_Exercise directions_. Leave out the pictures and transcribe the rest of the records exactly.

_Provided data_.
══════════════════════════════
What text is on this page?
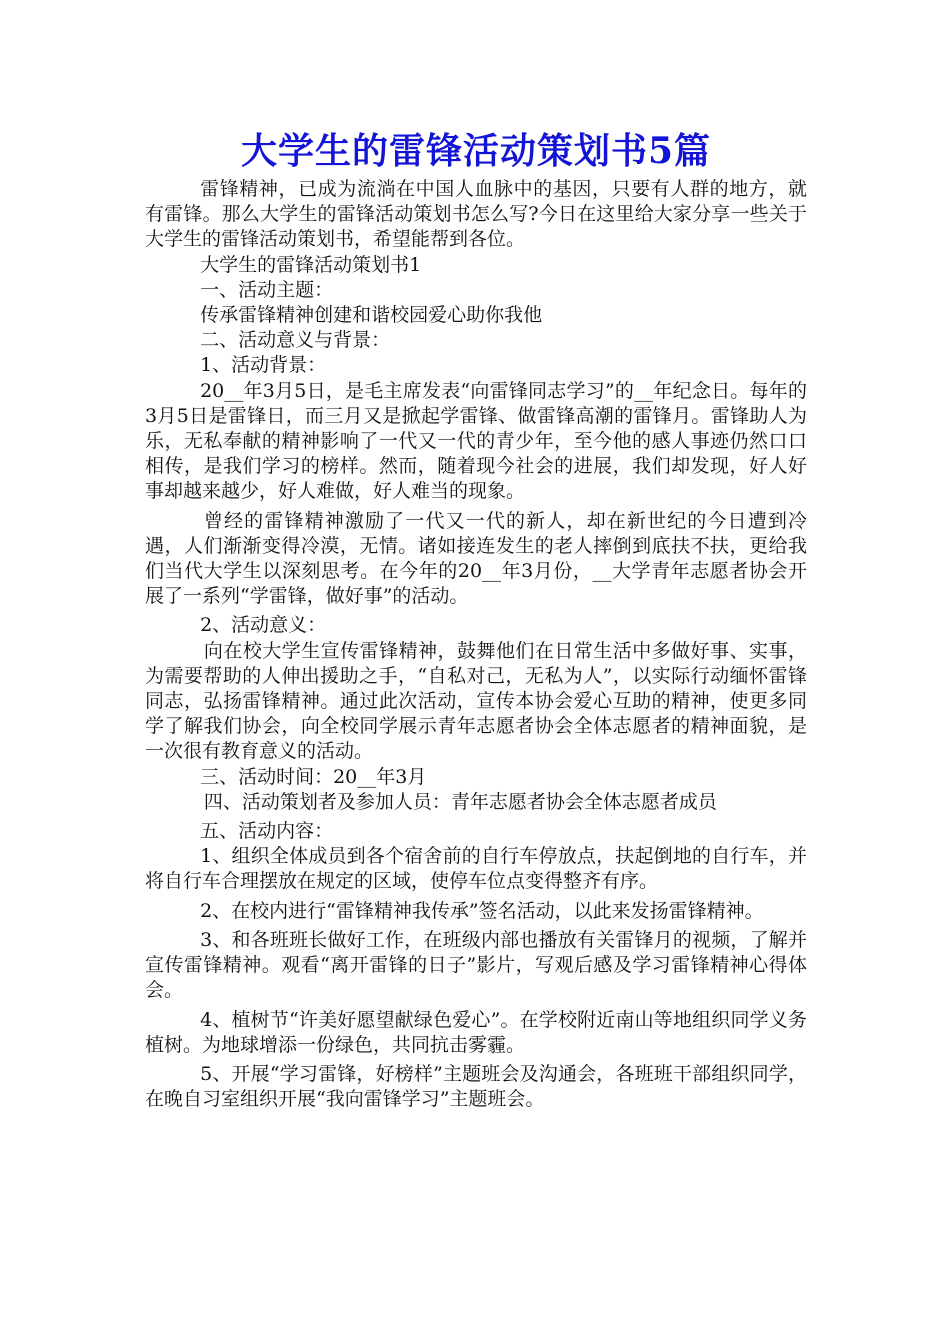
大学生的雷锋活动策划书5篇

雷锋精神，已成为流淌在中国人血脉中的基因，只要有人群的地方，就有雷锋。那么大学生的雷锋活动策划书怎么写?今日在这里给大家分享一些关于大学生的雷锋活动策划书，希望能帮到各位。

大学生的雷锋活动策划书1

一、活动主题：

传承雷锋精神创建和谐校园爱心助你我他

二、活动意义与背景：

1、活动背景：

20__年3月5日，是毛主席发表“向雷锋同志学习”的__年纪念日。每年的3月5日是雷锋日，而三月又是掀起学雷锋、做雷锋高潮的雷锋月。雷锋助人为乐，无私奉献的精神影响了一代又一代的青少年，至今他的感人事迹仍然口口相传，是我们学习的榜样。然而，随着现今社会的进展，我们却发现，好人好事却越来越少，好人难做，好人难当的现象。

曾经的雷锋精神激励了一代又一代的新人，却在新世纪的今日遭到冷遇，人们渐渐变得冷漠，无情。诸如接连发生的老人摔倒到底扶不扶，更给我们当代大学生以深刻思考。在今年的20__年3月份，__大学青年志愿者协会开展了一系列“学雷锋，做好事”的活动。

2、活动意义：

向在校大学生宣传雷锋精神，鼓舞他们在日常生活中多做好事、实事，为需要帮助的人伸出援助之手，“自私对己，无私为人”，以实际行动缅怀雷锋同志，弘扬雷锋精神。通过此次活动，宣传本协会爱心互助的精神，使更多同学了解我们协会，向全校同学展示青年志愿者协会全体志愿者的精神面貌，是一次很有教育意义的活动。

三、活动时间：20__年3月

四、活动策划者及参加人员：青年志愿者协会全体志愿者成员

五、活动内容：

1、组织全体成员到各个宿舍前的自行车停放点，扶起倒地的自行车，并将自行车合理摆放在规定的区域，使停车位点变得整齐有序。

2、在校内进行“雷锋精神我传承”签名活动，以此来发扬雷锋精神。

3、和各班班长做好工作，在班级内部也播放有关雷锋月的视频，了解并宣传雷锋精神。观看“离开雷锋的日子”影片，写观后感及学习雷锋精神心得体会。

4、植树节“许美好愿望献绿色爱心”。在学校附近南山等地组织同学义务植树。为地球增添一份绿色，共同抗击雾霾。

5、开展“学习雷锋，好榜样”主题班会及沟通会，各班班干部组织同学，在晚自习室组织开展“我向雷锋学习”主题班会。
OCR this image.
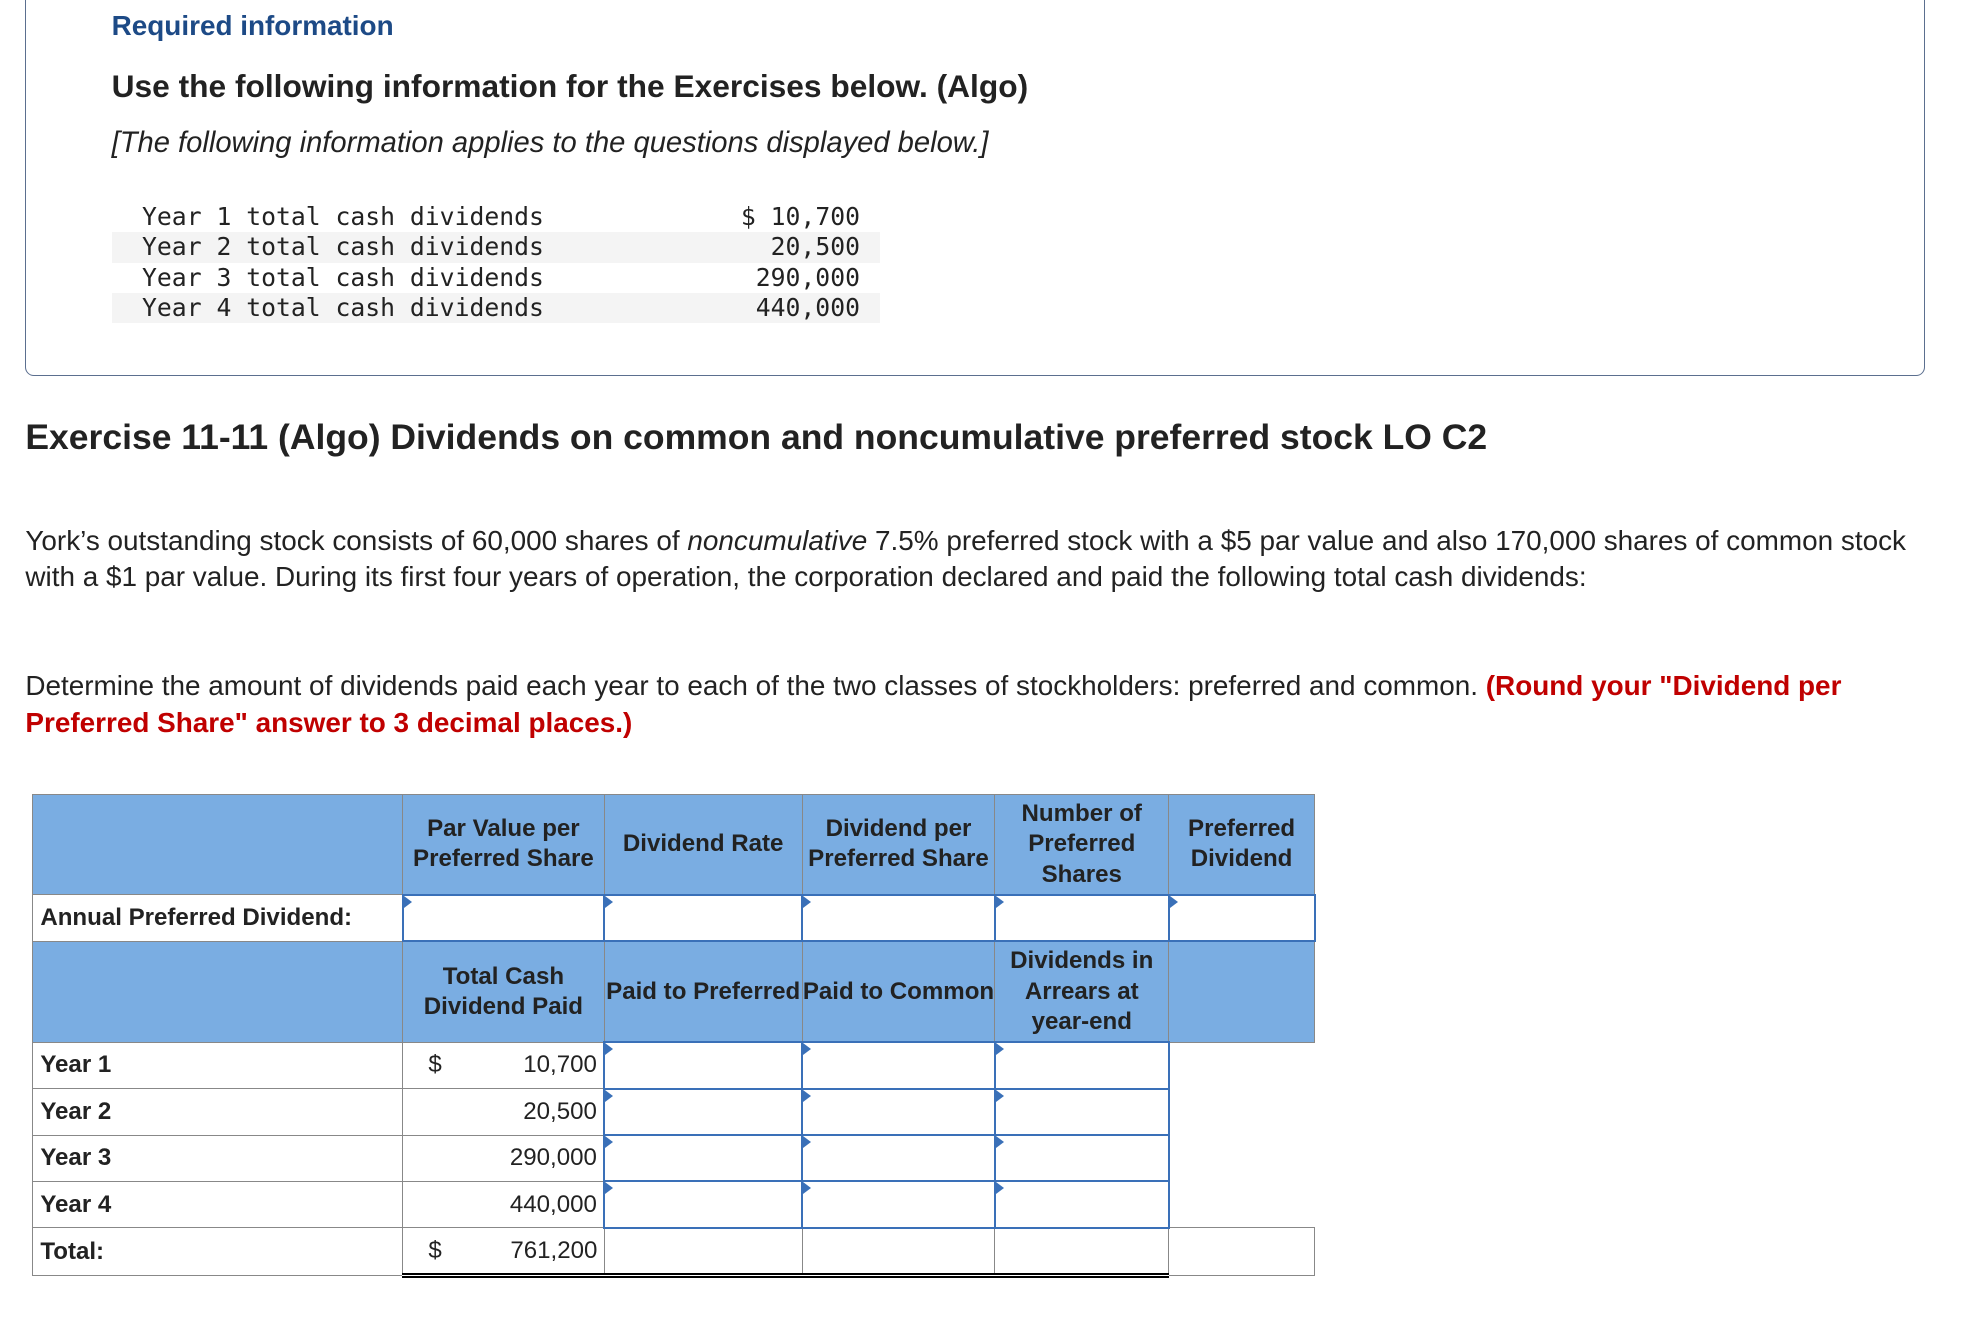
Required information
Use the following information for the Exercises below. (Algo)
[The following information applies to the questions displayed below.]
Year 1 total cash dividends	$ 10,700
Year 2 total cash dividends	20,500
Year 3 total cash dividends	290,000
Year 4 total cash dividends	440,000
Exercise 11-11 (Algo) Dividends on common and noncumulative preferred stock LO C2

York’s outstanding stock consists of 60,000 shares of noncumulative 7.5% preferred stock with a $5 par value and also 170,000 shares of common stock with a $1 par value. During its first four years of operation, the corporation declared and paid the following total cash dividends:

Determine the amount of dividends paid each year to each of the two classes of stockholders: preferred and common. (Round your "Dividend per Preferred Share" answer to 3 decimal places.)

	Par Value per Preferred Share	Dividend Rate	Dividend per Preferred Share	Number of Preferred Shares	Preferred Dividend
Annual Preferred Dividend:					
	Total Cash Dividend Paid	Paid to Preferred	Paid to Common	Dividends in Arrears at year-end	
Year 1	$ 10,700				

Year 2	20,500				

Year 3	290,000				

Year 4	440,000				

Total:	$ 761,200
══════════════════════════════
_Written answer_.
What text is on this page?
大学生的雷锋活动策划书5篇

雷锋精神，已成为流淌在中国人血脉中的基因，只要有人群的地方，就有雷锋。那么大学生的雷锋活动策划书怎么写?今日在这里给大家分享一些关于大学生的雷锋活动策划书，希望能帮到各位。

大学生的雷锋活动策划书1

一、活动主题：

传承雷锋精神创建和谐校园爱心助你我他

二、活动意义与背景：

1、活动背景：

20__年3月5日，是毛主席发表“向雷锋同志学习”的__年纪念日。每年的3月5日是雷锋日，而三月又是掀起学雷锋、做雷锋高潮的雷锋月。雷锋助人为乐，无私奉献的精神影响了一代又一代的青少年，至今他的感人事迹仍然口口相传，是我们学习的榜样。然而，随着现今社会的进展，我们却发现，好人好事却越来越少，好人难做，好人难当的现象。

曾经的雷锋精神激励了一代又一代的新人，却在新世纪的今日遭到冷遇，人们渐渐变得冷漠，无情。诸如接连发生的老人摔倒到底扶不扶，更给我们当代大学生以深刻思考。在今年的20__年3月份，__大学青年志愿者协会开展了一系列“学雷锋，做好事”的活动。

2、活动意义：

向在校大学生宣传雷锋精神，鼓舞他们在日常生活中多做好事、实事，为需要帮助的人伸出援助之手，“自私对己，无私为人”，以实际行动缅怀雷锋同志，弘扬雷锋精神。通过此次活动，宣传本协会爱心互助的精神，使更多同学了解我们协会，向全校同学展示青年志愿者协会全体志愿者的精神面貌，是一次很有教育意义的活动。

三、活动时间：20__年3月

四、活动策划者及参加人员：青年志愿者协会全体志愿者成员

五、活动内容：

1、组织全体成员到各个宿舍前的自行车停放点，扶起倒地的自行车，并将自行车合理摆放在规定的区域，使停车位点变得整齐有序。

2、在校内进行“雷锋精神我传承”签名活动，以此来发扬雷锋精神。

3、和各班班长做好工作，在班级内部也播放有关雷锋月的视频，了解并宣传雷锋精神。观看“离开雷锋的日子”影片，写观后感及学习雷锋精神心得体会。

4、植树节“许美好愿望献绿色爱心”。在学校附近南山等地组织同学义务植树。为地球增添一份绿色，共同抗击雾霾。

5、开展“学习雷锋，好榜样”主题班会及沟通会，各班班干部组织同学，在晚自习室组织开展“我向雷锋学习”主题班会。
OCR this image.
Required information
Use the following information for the Exercises below. (Algo)
[The following information applies to the questions displayed below.]
Year 1 total cash dividends	$ 10,700
Year 2 total cash dividends	20,500
Year 3 total cash dividends	290,000
Year 4 total cash dividends	440,000
Exercise 11-11 (Algo) Dividends on common and noncumulative preferred stock LO C2

York’s outstanding stock consists of 60,000 shares of noncumulative 7.5% preferred stock with a $5 par value and also 170,000 shares of common stock with a $1 par value. During its first four years of operation, the corporation declared and paid the following total cash dividends:

Determine the amount of dividends paid each year to each of the two classes of stockholders: preferred and common. (Round your "Dividend per Preferred Share" answer to 3 decimal places.)

	Par Value per Preferred Share	Dividend Rate	Dividend per Preferred Share	Number of Preferred Shares	Preferred Dividend
Annual Preferred Dividend:					
	Total Cash Dividend Paid	Paid to Preferred	Paid to Common	Dividends in Arrears at year-end	
Year 1	$ 10,700				

Year 2	20,500				

Year 3	290,000				

Year 4	440,000				

Total:	$ 761,200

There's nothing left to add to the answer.